GIVEN DATA:
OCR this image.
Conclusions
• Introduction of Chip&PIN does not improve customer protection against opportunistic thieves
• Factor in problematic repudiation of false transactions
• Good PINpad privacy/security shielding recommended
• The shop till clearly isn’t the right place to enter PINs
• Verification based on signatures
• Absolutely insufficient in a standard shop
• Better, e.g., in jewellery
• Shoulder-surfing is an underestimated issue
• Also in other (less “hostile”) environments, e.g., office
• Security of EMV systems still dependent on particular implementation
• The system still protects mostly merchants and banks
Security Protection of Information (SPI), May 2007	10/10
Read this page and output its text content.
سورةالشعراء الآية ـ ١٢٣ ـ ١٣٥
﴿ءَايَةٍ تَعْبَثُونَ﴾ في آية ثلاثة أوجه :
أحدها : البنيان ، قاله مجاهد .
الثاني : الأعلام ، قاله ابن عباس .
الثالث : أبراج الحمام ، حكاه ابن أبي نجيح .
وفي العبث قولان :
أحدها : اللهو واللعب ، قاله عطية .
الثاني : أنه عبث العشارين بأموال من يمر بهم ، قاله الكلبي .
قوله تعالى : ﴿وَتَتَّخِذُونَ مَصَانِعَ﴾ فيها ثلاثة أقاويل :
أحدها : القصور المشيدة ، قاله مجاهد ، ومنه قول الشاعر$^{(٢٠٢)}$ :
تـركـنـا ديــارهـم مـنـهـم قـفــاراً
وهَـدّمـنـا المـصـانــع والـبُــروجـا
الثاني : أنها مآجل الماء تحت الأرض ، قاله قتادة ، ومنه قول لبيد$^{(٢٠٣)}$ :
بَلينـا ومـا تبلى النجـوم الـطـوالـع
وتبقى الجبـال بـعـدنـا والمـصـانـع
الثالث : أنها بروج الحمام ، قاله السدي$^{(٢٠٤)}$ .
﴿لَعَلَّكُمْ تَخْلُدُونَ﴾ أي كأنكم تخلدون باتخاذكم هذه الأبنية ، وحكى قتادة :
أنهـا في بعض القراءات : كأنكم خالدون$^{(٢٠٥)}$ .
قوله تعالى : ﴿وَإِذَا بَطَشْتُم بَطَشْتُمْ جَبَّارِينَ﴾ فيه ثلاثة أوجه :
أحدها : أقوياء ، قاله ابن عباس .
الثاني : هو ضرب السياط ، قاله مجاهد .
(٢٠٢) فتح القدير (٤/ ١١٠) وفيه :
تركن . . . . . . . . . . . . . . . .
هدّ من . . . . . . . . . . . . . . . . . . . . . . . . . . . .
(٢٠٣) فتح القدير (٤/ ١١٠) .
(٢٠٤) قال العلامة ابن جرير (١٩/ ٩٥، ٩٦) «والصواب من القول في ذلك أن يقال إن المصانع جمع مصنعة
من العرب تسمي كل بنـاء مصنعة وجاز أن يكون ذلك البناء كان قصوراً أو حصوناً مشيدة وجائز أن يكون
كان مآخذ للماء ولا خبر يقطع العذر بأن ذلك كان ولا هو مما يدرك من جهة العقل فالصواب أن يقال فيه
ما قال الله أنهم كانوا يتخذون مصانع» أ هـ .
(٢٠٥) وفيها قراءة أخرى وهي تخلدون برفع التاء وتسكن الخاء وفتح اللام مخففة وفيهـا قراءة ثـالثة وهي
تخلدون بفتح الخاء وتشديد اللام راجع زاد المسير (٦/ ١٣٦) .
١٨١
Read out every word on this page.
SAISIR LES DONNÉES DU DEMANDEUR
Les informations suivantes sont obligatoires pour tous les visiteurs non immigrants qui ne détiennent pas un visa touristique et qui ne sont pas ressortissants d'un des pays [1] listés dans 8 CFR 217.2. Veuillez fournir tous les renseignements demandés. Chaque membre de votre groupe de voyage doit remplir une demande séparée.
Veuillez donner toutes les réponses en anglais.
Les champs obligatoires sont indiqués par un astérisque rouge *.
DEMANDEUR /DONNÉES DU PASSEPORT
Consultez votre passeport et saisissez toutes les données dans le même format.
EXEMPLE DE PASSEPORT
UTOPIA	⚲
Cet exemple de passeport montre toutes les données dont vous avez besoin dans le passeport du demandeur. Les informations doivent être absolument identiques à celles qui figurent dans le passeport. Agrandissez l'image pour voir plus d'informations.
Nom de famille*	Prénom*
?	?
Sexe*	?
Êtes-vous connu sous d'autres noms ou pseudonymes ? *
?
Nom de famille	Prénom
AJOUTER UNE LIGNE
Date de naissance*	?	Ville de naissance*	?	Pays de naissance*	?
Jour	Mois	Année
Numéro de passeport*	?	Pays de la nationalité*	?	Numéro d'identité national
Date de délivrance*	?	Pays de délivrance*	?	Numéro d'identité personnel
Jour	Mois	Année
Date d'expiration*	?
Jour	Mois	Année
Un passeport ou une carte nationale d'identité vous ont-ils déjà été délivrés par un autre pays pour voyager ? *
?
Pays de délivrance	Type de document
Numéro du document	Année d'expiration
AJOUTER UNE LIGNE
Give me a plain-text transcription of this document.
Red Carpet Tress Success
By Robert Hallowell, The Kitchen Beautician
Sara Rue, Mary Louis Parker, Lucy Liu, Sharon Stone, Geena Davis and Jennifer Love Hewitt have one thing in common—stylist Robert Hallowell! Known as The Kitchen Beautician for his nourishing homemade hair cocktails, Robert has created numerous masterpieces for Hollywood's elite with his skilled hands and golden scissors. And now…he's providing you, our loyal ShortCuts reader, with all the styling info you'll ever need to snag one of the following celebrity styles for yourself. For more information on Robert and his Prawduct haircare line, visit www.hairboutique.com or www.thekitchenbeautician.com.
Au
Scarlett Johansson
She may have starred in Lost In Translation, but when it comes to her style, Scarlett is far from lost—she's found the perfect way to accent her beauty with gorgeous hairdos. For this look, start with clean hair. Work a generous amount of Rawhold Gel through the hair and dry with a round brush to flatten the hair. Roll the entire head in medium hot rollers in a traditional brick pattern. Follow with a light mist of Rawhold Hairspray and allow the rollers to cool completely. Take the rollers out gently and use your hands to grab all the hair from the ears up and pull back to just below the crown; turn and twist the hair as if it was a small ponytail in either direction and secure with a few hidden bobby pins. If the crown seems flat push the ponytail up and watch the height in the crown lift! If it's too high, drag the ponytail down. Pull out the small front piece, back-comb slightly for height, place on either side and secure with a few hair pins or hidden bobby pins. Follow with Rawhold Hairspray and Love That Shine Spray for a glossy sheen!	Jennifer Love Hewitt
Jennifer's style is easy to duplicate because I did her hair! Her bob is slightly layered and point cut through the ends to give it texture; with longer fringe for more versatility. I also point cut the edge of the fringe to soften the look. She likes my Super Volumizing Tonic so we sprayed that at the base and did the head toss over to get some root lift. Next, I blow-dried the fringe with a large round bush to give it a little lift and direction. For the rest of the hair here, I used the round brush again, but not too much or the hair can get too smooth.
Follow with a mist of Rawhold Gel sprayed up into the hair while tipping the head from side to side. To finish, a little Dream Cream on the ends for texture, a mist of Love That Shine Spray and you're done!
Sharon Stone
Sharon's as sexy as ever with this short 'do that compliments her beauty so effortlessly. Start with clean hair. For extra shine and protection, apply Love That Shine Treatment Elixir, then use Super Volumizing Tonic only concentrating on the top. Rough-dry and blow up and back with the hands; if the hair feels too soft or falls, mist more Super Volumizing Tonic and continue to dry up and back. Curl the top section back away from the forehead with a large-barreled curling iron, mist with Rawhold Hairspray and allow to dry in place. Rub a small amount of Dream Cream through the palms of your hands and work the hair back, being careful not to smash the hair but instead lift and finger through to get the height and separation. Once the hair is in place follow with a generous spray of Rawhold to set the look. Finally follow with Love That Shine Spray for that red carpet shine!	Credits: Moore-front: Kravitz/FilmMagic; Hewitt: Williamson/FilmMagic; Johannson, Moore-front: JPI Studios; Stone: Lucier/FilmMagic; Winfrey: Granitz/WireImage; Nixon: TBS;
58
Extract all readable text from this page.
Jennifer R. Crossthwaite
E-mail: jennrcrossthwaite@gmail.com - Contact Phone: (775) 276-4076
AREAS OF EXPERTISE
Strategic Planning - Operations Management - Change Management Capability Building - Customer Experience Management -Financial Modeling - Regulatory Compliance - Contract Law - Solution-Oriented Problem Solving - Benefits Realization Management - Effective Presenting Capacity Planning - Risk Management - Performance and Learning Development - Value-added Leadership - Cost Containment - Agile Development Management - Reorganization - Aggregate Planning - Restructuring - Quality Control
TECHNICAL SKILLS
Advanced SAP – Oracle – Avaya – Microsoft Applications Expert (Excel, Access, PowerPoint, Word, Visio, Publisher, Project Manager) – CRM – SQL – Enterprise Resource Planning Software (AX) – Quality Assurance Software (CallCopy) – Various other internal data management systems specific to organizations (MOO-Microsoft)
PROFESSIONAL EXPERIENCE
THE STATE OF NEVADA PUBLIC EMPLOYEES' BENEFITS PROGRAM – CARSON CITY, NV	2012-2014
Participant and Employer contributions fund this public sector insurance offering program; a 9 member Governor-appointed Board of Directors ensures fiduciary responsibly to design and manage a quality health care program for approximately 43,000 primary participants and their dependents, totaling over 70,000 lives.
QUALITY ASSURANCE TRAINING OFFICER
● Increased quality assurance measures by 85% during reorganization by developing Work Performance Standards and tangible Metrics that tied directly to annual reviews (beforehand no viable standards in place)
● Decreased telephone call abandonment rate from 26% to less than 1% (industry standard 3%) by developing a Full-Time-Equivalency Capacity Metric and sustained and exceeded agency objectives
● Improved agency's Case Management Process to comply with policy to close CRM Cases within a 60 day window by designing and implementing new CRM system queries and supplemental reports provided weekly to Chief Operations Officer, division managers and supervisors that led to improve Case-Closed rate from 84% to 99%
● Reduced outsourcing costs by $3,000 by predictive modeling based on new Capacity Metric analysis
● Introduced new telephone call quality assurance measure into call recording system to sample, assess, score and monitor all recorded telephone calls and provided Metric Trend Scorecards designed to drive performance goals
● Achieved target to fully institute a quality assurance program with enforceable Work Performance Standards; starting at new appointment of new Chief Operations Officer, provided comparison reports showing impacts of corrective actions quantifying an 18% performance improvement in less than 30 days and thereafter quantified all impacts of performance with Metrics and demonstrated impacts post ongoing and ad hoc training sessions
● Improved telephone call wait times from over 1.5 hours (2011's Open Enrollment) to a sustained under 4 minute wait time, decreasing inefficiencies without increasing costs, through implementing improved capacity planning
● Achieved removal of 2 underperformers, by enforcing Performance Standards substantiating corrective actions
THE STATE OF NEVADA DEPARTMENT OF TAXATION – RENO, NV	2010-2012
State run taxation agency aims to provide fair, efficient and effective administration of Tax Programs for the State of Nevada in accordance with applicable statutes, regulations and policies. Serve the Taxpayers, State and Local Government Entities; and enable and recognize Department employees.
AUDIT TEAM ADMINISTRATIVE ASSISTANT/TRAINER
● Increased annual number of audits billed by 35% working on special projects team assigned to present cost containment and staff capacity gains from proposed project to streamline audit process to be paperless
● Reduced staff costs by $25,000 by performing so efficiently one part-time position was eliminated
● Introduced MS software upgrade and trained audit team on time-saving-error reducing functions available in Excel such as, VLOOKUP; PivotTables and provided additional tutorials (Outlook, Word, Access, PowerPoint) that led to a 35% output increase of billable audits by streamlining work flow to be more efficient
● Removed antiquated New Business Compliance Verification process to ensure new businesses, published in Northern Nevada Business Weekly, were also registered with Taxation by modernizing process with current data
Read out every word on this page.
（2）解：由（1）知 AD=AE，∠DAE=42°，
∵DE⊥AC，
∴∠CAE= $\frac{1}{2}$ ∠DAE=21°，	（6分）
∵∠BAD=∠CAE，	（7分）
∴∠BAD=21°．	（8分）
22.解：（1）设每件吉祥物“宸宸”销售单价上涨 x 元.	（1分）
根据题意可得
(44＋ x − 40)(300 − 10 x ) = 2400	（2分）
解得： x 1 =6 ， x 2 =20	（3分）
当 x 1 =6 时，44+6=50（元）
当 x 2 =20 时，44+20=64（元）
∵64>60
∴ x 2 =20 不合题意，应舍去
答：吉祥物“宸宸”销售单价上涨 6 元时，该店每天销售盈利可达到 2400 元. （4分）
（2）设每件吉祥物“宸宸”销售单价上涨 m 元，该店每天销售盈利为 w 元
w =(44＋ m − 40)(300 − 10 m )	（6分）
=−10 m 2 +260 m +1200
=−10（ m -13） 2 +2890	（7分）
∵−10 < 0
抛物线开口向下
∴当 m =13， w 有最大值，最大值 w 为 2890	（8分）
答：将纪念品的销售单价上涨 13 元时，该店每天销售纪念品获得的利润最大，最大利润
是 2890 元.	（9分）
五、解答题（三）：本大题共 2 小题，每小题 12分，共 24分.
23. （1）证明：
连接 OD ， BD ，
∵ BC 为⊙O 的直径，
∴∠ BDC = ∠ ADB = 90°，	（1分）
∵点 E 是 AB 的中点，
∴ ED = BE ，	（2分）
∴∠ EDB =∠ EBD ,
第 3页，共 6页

BRIEF:
From the records given above, copy all lines containing "staff".

SOLUTION TO THIS PROBLEM:
● Increased annual number of audits billed by 35% working on special projects team assigned to present cost containment and staff capacity gains from proposed project to streamline audit process to be paperless
● Reduced staff costs by $25,000 by performing so efficiently one part-time position was eliminated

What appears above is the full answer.